**** RECORD EXCERPTS

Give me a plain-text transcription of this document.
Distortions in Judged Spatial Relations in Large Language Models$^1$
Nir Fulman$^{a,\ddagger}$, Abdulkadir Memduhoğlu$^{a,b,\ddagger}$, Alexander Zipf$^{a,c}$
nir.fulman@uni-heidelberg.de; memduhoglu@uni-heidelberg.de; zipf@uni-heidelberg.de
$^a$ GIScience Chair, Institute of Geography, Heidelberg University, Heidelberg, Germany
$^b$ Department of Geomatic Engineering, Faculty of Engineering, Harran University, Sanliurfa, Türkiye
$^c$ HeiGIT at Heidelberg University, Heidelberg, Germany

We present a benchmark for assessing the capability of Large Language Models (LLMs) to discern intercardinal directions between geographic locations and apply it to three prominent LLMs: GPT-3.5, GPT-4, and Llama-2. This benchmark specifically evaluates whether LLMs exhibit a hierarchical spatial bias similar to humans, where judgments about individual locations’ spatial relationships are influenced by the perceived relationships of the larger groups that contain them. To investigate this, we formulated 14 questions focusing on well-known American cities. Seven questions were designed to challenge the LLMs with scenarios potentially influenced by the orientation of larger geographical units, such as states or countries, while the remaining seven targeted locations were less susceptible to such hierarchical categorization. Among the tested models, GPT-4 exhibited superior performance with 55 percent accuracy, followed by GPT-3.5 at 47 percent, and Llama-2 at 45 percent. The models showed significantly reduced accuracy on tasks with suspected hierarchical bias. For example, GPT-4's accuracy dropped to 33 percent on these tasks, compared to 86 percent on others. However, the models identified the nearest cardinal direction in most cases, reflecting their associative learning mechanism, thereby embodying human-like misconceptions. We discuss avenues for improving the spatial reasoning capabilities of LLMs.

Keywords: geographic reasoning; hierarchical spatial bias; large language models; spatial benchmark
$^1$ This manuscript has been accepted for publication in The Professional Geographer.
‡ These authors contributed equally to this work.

********

Copy out each line that contains the word "reasoning".

-- SOLVED PROBLEM --
We present a benchmark for assessing the capability of Large Language Models (LLMs) to discern intercardinal directions between geographic locations and apply it to three prominent LLMs: GPT-3.5, GPT-4, and Llama-2. This benchmark specifically evaluates whether LLMs exhibit a hierarchical spatial bias similar to humans, where judgments about individual locations’ spatial relationships are influenced by the perceived relationships of the larger groups that contain them. To investigate this, we formulated 14 questions focusing on well-known American cities. Seven questions were designed to challenge the LLMs with scenarios potentially influenced by the orientation of larger geographical units, such as states or countries, while the remaining seven targeted locations were less susceptible to such hierarchical categorization. Among the tested models, GPT-4 exhibited superior performance with 55 percent accuracy, followed by GPT-3.5 at 47 percent, and Llama-2 at 45 percent. The models showed significantly reduced accuracy on tasks with suspected hierarchical bias. For example, GPT-4's accuracy dropped to 33 percent on these tasks, compared to 86 percent on others. However, the models identified the nearest cardinal direction in most cases, reflecting their associative learning mechanism, thereby embodying human-like misconceptions. We discuss avenues for improving the spatial reasoning capabilities of LLMs.
Keywords: geographic reasoning; hierarchical spatial bias; large language models; spatial benchmark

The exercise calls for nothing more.